PROMPT: Give every line from the entries that contains "this".

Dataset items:
•••••
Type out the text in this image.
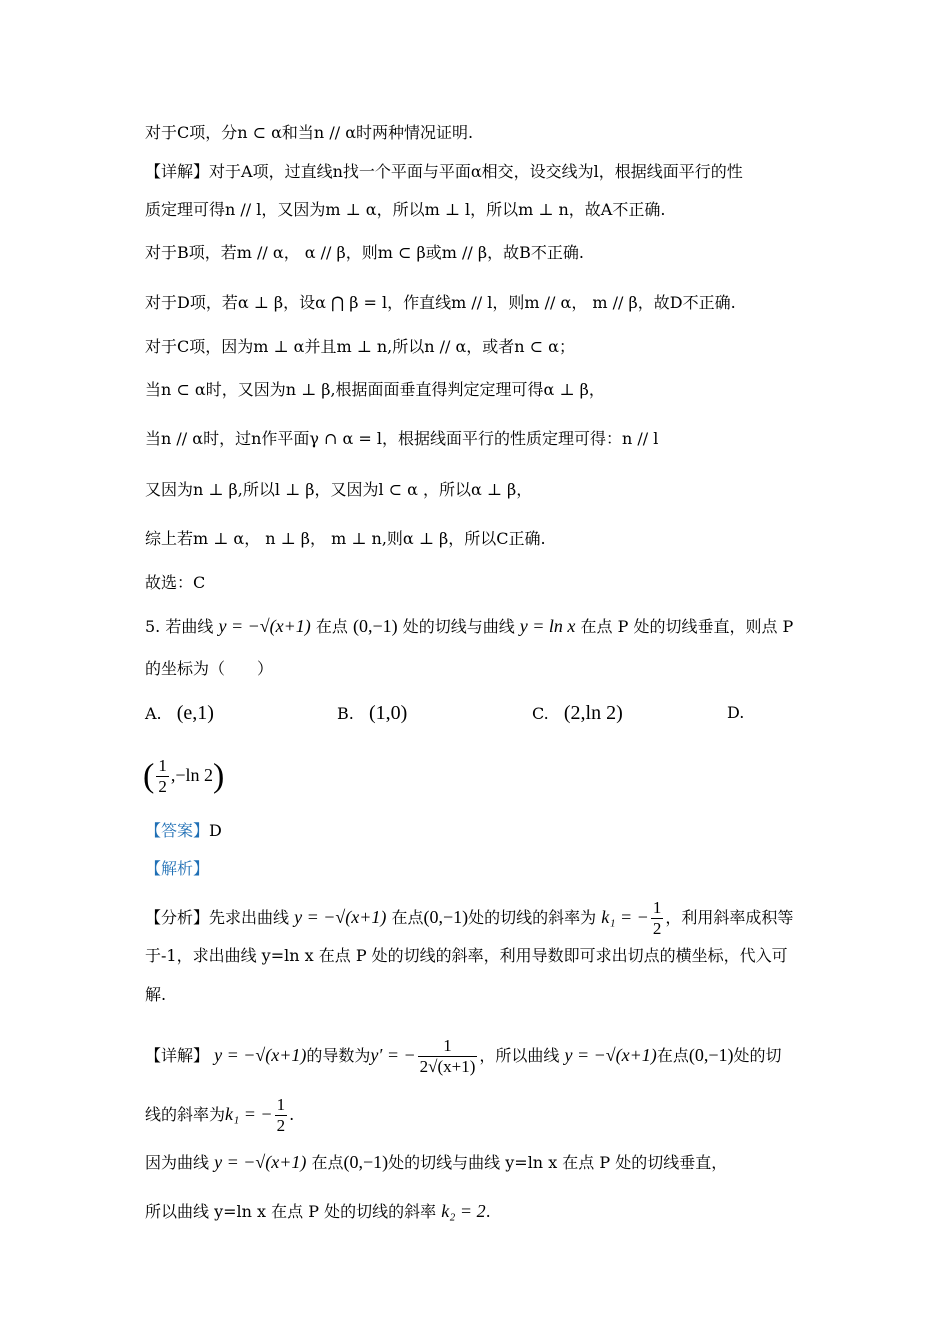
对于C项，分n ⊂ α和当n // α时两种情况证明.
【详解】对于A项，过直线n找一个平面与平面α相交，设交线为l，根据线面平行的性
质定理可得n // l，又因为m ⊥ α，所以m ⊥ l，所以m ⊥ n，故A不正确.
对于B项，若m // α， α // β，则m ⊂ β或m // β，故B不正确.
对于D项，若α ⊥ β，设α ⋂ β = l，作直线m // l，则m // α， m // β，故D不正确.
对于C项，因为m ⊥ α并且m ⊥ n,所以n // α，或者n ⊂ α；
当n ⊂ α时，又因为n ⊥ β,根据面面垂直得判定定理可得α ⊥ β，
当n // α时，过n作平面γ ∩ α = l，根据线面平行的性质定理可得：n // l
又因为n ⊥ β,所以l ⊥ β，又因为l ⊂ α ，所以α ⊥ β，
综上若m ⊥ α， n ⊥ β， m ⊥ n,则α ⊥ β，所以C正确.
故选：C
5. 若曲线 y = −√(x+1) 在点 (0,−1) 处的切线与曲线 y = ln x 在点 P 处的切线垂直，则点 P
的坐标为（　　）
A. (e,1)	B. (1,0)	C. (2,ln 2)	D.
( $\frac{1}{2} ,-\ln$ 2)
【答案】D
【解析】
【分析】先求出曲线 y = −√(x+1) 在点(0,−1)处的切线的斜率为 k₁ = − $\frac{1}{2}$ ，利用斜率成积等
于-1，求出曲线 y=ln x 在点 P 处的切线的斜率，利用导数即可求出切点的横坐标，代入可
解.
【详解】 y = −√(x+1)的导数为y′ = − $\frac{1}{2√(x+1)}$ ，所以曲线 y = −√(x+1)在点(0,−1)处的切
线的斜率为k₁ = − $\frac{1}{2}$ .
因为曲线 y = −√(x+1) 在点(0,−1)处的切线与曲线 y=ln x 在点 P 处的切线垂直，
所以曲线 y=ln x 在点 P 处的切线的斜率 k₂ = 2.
•••••
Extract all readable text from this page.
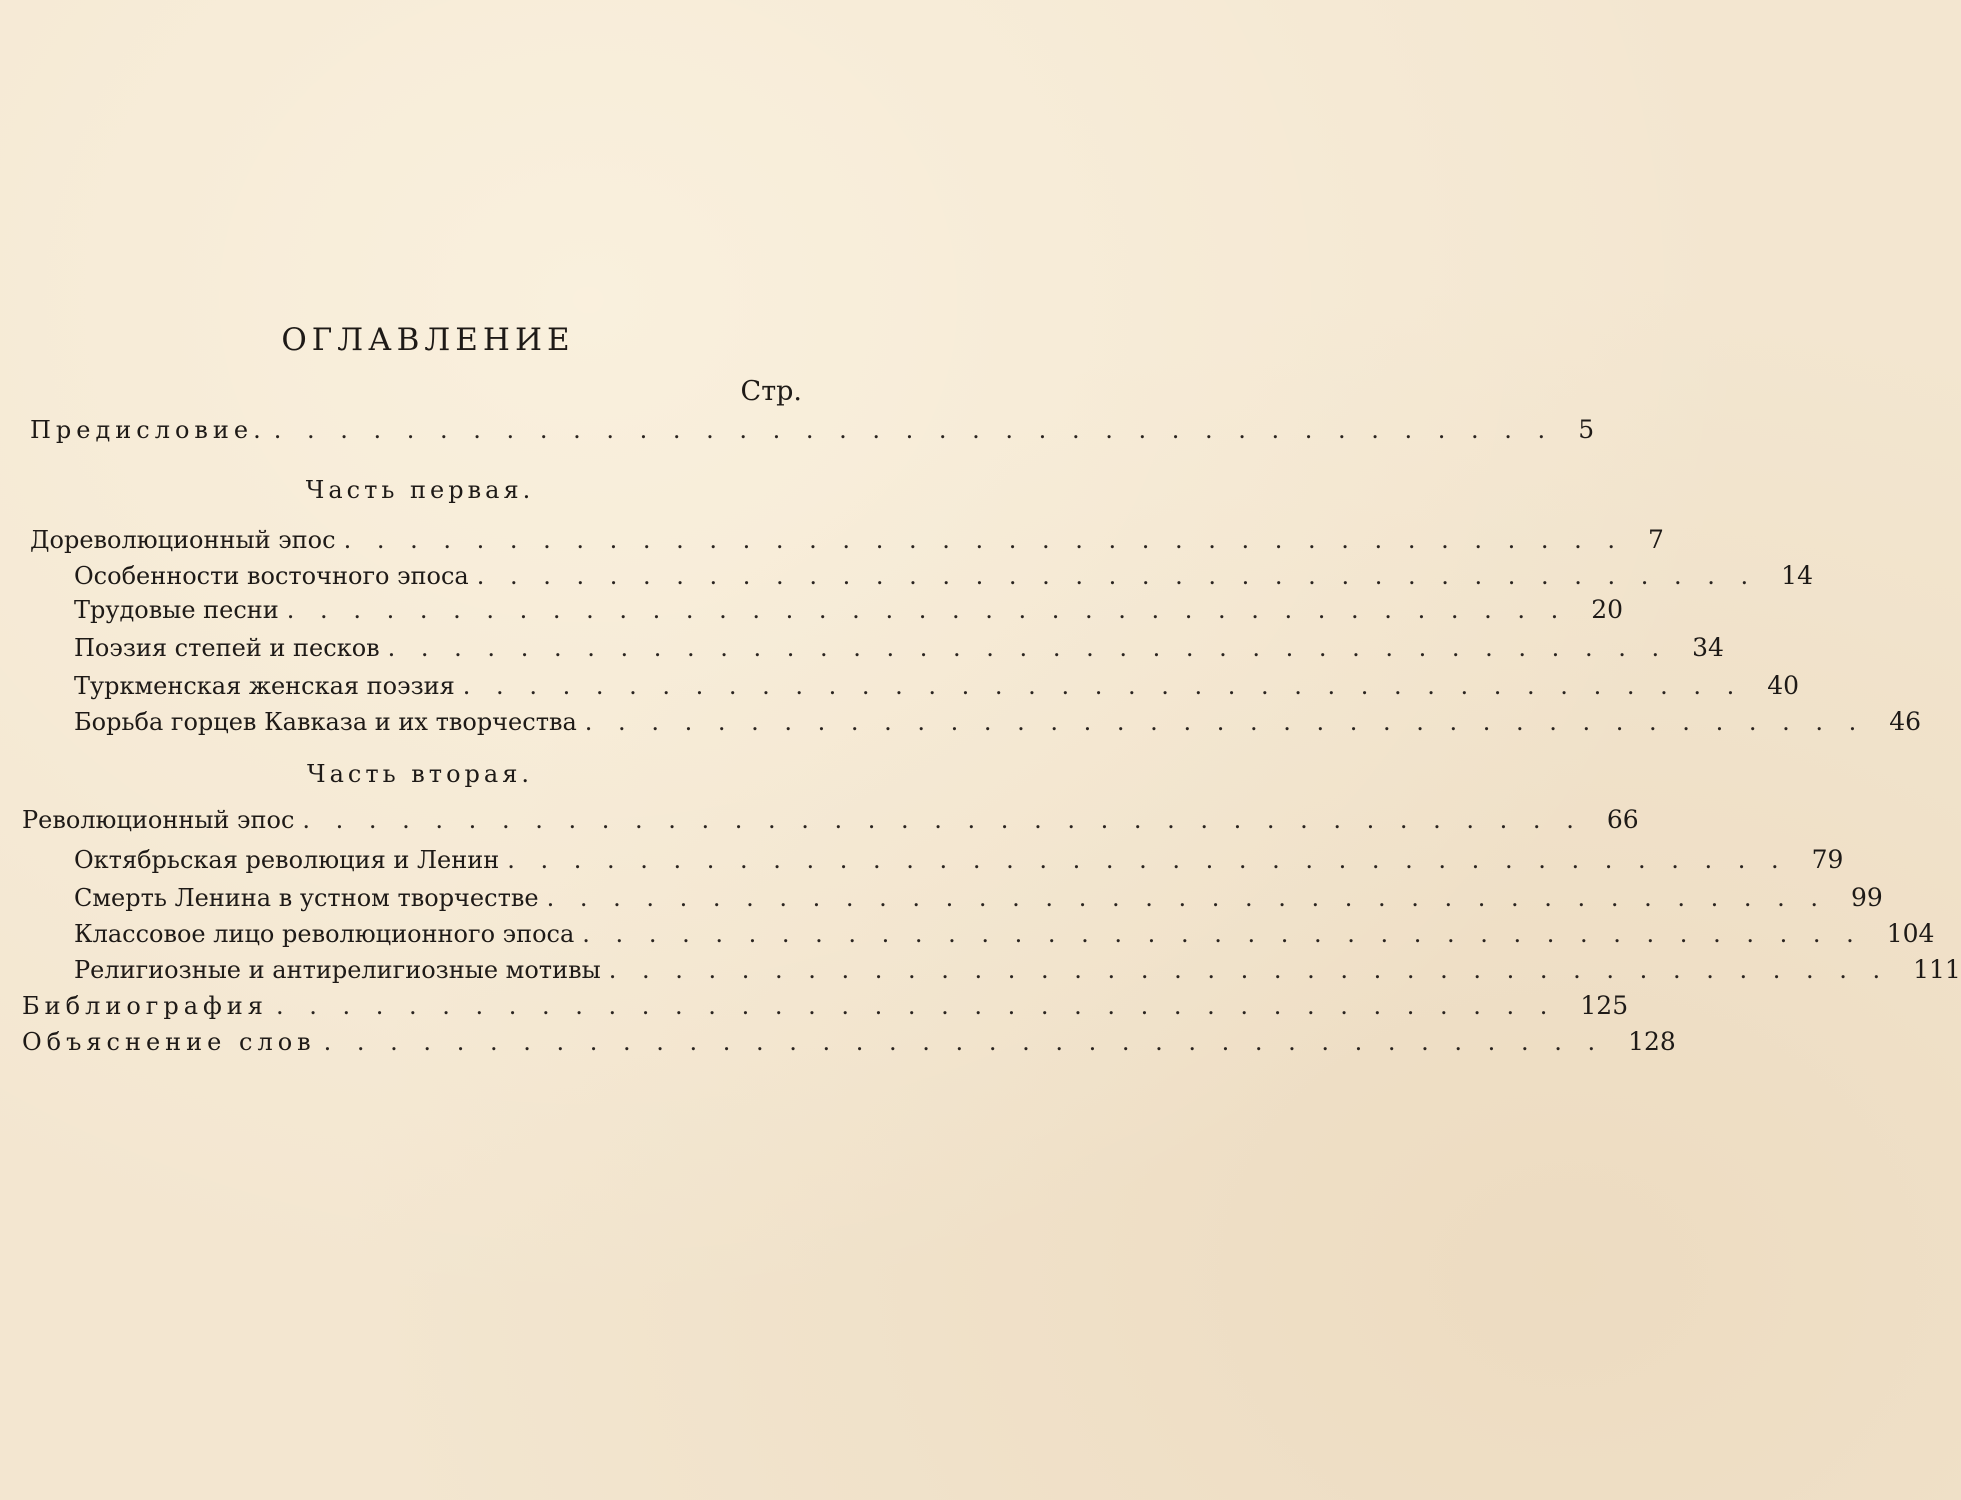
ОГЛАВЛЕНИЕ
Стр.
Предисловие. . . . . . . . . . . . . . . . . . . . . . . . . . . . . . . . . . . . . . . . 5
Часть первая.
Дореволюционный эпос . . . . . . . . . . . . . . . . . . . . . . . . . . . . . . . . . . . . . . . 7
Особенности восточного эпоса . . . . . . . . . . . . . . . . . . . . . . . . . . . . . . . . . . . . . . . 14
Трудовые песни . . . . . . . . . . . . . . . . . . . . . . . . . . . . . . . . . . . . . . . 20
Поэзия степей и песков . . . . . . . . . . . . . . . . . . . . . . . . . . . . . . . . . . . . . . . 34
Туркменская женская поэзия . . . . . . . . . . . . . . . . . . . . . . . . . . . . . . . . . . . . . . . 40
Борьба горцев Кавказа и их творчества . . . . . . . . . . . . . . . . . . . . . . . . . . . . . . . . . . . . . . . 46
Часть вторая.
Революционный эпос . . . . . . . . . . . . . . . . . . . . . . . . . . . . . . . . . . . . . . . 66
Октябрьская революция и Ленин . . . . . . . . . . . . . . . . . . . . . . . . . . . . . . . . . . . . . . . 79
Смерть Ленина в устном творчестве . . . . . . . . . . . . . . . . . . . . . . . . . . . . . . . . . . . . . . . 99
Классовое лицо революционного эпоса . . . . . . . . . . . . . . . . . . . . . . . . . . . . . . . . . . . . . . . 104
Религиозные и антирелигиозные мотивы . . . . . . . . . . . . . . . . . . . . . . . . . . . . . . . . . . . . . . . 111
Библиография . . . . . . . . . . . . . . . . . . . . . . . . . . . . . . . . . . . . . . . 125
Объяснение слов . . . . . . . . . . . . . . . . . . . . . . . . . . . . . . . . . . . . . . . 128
•••••
CORRECT ANSWER:
Type out the text in this image.
Extract all readable text from this page.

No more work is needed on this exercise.